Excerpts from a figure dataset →
■ ■ ■

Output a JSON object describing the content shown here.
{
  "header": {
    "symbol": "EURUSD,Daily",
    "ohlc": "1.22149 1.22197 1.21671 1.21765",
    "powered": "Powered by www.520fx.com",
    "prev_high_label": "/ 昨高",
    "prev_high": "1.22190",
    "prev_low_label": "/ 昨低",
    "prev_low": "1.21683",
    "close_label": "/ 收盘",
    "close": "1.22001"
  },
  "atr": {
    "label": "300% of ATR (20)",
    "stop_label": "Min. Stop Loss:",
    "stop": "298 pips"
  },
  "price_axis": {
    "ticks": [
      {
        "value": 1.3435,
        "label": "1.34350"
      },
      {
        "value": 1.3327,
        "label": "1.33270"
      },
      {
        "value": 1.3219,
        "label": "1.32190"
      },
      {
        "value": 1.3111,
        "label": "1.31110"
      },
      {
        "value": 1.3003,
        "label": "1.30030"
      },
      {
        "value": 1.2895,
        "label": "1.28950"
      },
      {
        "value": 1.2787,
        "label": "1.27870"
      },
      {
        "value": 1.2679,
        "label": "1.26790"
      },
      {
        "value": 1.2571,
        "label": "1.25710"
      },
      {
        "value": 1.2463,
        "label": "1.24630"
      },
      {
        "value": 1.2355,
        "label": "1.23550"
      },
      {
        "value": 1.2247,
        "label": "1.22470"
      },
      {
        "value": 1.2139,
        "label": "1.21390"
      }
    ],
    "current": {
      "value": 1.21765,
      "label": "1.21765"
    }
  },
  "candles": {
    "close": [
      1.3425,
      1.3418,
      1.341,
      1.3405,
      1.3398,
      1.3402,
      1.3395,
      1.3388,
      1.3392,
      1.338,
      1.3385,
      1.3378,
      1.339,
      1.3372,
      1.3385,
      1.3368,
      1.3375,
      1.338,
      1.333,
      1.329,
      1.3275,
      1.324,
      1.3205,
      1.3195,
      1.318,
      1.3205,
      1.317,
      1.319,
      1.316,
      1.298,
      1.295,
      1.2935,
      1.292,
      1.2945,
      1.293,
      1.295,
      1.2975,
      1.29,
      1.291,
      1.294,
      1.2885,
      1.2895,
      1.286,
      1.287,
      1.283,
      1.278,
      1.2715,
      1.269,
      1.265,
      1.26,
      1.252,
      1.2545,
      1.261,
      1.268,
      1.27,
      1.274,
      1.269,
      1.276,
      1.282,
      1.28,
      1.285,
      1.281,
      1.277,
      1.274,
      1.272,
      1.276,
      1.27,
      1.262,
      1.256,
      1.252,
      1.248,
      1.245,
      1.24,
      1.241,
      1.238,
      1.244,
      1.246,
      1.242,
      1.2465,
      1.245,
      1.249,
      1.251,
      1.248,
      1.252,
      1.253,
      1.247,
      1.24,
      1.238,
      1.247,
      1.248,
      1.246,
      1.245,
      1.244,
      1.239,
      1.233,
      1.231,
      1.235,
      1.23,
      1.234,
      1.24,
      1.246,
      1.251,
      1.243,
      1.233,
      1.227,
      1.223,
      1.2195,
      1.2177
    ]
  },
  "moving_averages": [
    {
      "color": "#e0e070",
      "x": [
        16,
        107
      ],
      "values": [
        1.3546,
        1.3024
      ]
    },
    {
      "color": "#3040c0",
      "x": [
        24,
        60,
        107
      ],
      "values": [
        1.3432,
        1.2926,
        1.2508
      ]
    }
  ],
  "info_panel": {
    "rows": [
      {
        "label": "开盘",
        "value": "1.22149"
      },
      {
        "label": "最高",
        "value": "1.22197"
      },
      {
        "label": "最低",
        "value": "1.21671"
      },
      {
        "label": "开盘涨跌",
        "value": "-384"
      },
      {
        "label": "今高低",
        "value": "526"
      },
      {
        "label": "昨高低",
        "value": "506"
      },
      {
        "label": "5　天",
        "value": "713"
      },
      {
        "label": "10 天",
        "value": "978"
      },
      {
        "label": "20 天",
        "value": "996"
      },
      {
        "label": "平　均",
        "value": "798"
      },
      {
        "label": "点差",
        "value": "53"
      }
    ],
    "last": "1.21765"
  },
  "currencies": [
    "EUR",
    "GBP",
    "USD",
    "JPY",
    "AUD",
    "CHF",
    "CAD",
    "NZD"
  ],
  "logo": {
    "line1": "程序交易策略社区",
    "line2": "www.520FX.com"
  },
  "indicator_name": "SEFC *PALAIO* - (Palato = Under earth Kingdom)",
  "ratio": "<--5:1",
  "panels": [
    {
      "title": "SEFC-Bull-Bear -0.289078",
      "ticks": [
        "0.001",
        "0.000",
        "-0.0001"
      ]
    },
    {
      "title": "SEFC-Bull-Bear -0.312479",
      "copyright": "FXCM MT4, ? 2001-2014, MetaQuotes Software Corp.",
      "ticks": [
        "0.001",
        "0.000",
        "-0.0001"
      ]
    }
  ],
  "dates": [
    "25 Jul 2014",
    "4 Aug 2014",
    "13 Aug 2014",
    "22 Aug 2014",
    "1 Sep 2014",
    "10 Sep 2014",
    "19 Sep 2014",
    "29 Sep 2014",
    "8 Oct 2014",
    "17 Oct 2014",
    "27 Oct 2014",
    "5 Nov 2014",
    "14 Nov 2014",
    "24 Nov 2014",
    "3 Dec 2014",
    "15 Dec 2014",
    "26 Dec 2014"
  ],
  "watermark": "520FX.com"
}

■ ■ ■

What the task requires → Report how many lines of the entries hold the word "Bull". Nothing else is needed.

Answer to this task → 2